** start Dataset excerpts **

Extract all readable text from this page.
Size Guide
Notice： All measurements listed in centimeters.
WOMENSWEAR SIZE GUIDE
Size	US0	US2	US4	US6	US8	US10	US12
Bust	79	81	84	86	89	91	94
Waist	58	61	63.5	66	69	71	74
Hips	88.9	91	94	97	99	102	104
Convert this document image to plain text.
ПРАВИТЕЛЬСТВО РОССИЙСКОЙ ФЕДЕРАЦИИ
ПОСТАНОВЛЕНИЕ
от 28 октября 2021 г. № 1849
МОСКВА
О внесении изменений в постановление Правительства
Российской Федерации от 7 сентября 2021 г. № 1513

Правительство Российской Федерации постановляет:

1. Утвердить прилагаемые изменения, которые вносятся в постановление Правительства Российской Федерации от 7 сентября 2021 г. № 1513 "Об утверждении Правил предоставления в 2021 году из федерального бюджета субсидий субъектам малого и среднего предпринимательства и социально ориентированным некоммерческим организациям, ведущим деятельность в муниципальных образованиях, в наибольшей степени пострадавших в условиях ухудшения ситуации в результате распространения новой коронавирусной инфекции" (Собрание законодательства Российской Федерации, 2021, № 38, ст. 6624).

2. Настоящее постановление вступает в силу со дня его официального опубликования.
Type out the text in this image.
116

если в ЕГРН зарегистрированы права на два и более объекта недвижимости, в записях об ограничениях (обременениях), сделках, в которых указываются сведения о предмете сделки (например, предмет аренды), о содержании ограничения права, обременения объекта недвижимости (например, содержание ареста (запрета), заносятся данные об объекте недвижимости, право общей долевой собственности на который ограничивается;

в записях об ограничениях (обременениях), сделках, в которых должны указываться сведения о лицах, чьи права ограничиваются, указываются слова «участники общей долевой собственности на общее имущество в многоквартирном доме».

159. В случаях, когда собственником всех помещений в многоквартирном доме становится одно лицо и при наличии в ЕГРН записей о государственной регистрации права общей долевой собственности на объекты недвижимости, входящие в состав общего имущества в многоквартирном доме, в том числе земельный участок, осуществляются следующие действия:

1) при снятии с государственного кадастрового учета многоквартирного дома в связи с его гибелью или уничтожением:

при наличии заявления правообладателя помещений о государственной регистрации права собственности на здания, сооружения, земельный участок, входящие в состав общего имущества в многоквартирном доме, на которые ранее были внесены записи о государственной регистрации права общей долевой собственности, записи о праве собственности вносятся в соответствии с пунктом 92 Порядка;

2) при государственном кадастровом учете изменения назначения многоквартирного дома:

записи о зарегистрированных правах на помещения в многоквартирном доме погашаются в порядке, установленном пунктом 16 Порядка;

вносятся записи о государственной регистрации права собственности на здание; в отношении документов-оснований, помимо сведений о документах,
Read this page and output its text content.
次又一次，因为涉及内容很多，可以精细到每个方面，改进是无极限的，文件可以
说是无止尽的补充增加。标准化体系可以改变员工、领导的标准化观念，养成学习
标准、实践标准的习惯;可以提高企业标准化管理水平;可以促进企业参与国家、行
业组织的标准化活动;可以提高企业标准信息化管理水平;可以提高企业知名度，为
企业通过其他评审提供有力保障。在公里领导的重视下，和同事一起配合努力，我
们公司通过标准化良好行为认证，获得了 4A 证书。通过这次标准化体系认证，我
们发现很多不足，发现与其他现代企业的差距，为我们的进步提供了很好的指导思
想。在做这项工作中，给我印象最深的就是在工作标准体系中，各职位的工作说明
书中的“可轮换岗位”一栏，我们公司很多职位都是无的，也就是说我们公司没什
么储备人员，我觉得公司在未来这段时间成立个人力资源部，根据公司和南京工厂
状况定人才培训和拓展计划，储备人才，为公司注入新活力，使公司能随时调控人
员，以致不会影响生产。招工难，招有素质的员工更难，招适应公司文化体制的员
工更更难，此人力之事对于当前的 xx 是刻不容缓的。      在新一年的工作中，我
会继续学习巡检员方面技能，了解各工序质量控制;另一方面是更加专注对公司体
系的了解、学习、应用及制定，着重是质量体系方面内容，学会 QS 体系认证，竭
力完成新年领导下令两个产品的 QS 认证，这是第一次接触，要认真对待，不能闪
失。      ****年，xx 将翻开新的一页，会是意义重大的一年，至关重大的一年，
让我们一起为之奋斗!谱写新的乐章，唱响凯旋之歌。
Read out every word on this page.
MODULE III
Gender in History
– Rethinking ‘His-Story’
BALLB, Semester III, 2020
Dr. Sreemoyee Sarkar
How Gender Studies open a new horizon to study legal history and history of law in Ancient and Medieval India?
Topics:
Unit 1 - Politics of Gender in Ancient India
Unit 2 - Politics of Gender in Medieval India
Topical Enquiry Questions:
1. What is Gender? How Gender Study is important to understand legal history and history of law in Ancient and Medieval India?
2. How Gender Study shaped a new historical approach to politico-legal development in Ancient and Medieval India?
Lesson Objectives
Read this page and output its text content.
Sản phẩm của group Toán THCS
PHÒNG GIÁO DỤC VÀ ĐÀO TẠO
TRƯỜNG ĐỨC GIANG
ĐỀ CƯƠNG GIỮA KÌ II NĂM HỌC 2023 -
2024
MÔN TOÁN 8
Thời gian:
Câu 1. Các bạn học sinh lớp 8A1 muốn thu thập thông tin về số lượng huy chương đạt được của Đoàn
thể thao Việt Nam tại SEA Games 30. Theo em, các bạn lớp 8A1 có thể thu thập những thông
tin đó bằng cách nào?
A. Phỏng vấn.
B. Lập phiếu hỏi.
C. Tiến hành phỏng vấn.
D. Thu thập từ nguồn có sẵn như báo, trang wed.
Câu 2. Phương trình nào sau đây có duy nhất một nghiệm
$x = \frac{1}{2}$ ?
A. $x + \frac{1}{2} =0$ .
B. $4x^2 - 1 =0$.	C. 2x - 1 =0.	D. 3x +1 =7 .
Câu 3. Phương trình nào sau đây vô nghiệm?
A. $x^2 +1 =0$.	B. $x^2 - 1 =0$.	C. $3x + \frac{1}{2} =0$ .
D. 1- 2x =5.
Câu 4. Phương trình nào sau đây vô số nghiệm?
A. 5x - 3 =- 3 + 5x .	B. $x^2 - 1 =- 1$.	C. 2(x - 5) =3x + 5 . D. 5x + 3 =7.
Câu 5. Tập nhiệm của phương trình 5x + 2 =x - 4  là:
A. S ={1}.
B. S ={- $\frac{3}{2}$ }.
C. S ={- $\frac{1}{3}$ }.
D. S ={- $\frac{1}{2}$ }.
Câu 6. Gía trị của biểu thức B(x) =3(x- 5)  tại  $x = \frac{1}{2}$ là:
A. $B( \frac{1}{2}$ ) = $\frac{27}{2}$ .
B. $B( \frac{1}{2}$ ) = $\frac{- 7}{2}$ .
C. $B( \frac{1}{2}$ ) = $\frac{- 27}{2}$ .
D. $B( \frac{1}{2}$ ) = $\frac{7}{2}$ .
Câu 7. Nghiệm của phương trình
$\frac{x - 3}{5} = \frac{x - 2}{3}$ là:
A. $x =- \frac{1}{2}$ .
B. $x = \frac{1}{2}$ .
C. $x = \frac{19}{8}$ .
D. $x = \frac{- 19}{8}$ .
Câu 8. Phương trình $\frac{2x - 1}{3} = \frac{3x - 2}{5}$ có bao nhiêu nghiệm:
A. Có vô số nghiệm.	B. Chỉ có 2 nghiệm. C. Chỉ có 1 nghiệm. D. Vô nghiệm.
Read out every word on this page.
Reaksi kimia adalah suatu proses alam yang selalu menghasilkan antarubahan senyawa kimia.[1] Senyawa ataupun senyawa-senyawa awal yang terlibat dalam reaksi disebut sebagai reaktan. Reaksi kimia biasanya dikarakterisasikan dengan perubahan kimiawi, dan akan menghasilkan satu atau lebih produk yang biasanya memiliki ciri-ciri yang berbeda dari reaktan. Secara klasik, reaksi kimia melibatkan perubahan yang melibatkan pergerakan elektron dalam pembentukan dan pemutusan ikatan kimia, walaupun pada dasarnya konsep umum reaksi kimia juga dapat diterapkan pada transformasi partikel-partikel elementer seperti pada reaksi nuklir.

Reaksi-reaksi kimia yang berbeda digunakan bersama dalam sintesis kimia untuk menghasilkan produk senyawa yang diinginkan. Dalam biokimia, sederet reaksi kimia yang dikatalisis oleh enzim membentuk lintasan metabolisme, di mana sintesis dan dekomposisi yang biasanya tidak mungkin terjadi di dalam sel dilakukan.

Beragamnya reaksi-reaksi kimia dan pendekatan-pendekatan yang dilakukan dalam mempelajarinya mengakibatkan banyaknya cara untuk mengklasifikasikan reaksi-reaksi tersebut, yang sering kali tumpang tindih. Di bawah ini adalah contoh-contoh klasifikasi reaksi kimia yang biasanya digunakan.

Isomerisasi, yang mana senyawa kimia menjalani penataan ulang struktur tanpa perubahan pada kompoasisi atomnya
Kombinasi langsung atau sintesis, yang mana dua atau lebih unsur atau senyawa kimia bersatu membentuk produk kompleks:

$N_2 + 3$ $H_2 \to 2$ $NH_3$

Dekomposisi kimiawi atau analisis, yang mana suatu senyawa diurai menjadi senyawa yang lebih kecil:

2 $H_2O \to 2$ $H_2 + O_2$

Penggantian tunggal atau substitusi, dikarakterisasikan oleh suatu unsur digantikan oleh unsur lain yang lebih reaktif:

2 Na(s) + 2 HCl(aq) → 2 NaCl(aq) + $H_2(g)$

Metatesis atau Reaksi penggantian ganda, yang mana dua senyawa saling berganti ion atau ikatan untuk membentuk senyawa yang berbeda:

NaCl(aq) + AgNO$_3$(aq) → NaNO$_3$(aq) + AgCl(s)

** end Dataset excerpts **

● **Exercise details**: Tally the lines in this data that hold the word "многоквартирного" and state only the count.

● **Correct result**: 2